§ PROBLEM REQUIREMENTS
Repeat the material verbatim. Images are excluded from the copy.

Dataset entries
---+---
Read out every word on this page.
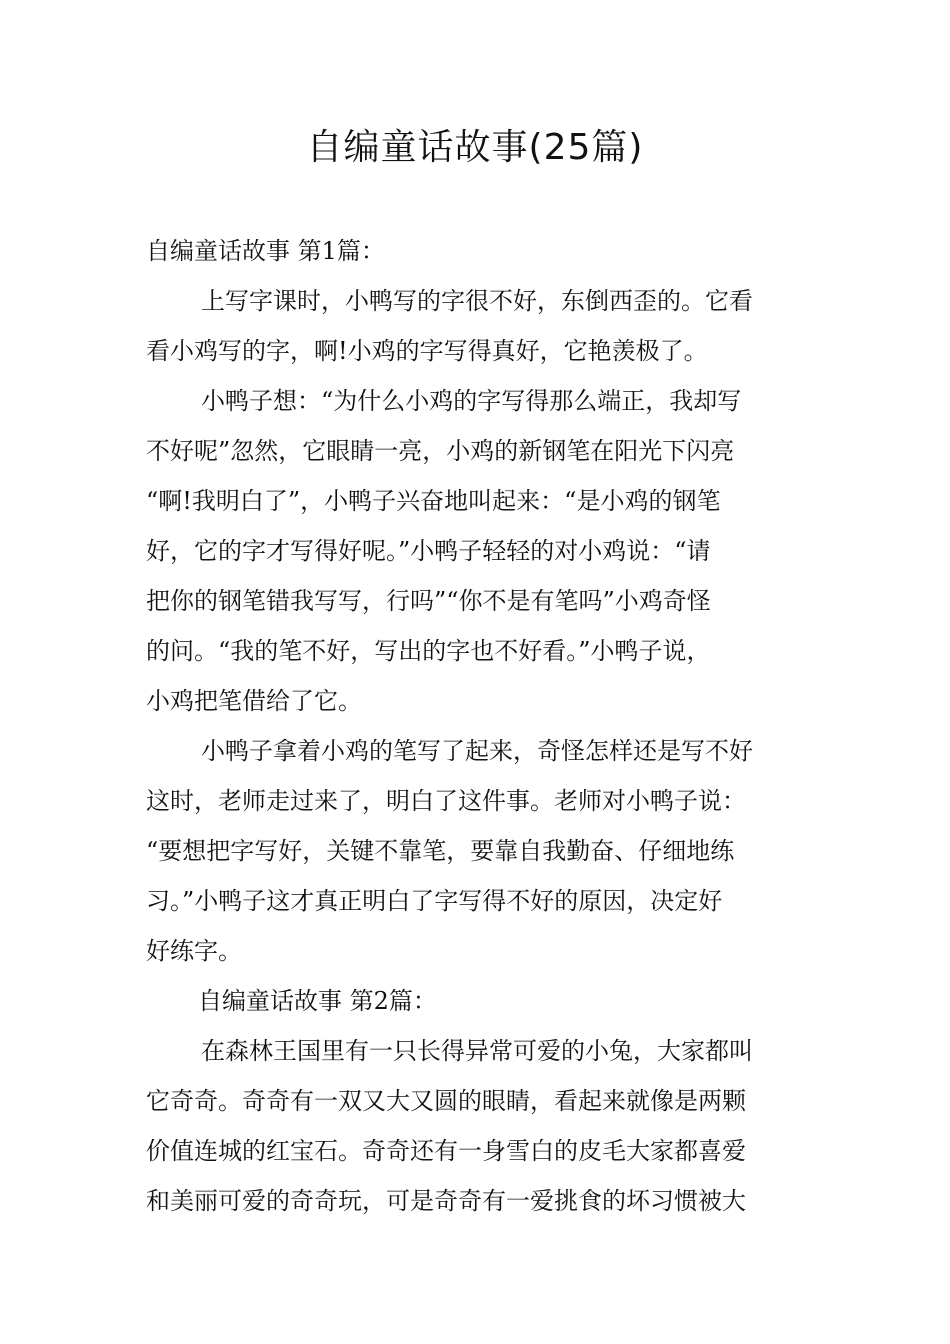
自编童话故事(25篇)
自编童话故事 第1篇：
上写字课时，小鸭写的字很不好，东倒西歪的。它看
看小鸡写的字，啊!小鸡的字写得真好，它艳羡极了。
小鸭子想：“为什么小鸡的字写得那么端正，我却写
不好呢”忽然，它眼睛一亮，小鸡的新钢笔在阳光下闪亮
“啊!我明白了”，小鸭子兴奋地叫起来：“是小鸡的钢笔
好，它的字才写得好呢。”小鸭子轻轻的对小鸡说：“请
把你的钢笔错我写写，行吗”“你不是有笔吗”小鸡奇怪
的问。“我的笔不好，写出的字也不好看。”小鸭子说，
小鸡把笔借给了它。
小鸭子拿着小鸡的笔写了起来，奇怪怎样还是写不好
这时，老师走过来了，明白了这件事。老师对小鸭子说：
“要想把字写好，关键不靠笔，要靠自我勤奋、仔细地练
习。”小鸭子这才真正明白了字写得不好的原因，决定好
好练字。
自编童话故事 第2篇：
在森林王国里有一只长得异常可爱的小兔，大家都叫
它奇奇。奇奇有一双又大又圆的眼睛，看起来就像是两颗
价值连城的红宝石。奇奇还有一身雪白的皮毛大家都喜爱
和美丽可爱的奇奇玩，可是奇奇有一爱挑食的坏习惯被大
---+---
§ TASK ANSWER
Read out every word on this page.
自编童话故事(25篇)
自编童话故事 第1篇：
上写字课时，小鸭写的字很不好，东倒西歪的。它看
看小鸡写的字，啊!小鸡的字写得真好，它艳羡极了。
小鸭子想：“为什么小鸡的字写得那么端正，我却写
不好呢”忽然，它眼睛一亮，小鸡的新钢笔在阳光下闪亮
“啊!我明白了”，小鸭子兴奋地叫起来：“是小鸡的钢笔
好，它的字才写得好呢。”小鸭子轻轻的对小鸡说：“请
把你的钢笔错我写写，行吗”“你不是有笔吗”小鸡奇怪
的问。“我的笔不好，写出的字也不好看。”小鸭子说，
小鸡把笔借给了它。
小鸭子拿着小鸡的笔写了起来，奇怪怎样还是写不好
这时，老师走过来了，明白了这件事。老师对小鸭子说：
“要想把字写好，关键不靠笔，要靠自我勤奋、仔细地练
习。”小鸭子这才真正明白了字写得不好的原因，决定好
好练字。
自编童话故事 第2篇：
在森林王国里有一只长得异常可爱的小兔，大家都叫
它奇奇。奇奇有一双又大又圆的眼睛，看起来就像是两颗
价值连城的红宝石。奇奇还有一身雪白的皮毛大家都喜爱
和美丽可爱的奇奇玩，可是奇奇有一爱挑食的坏习惯被大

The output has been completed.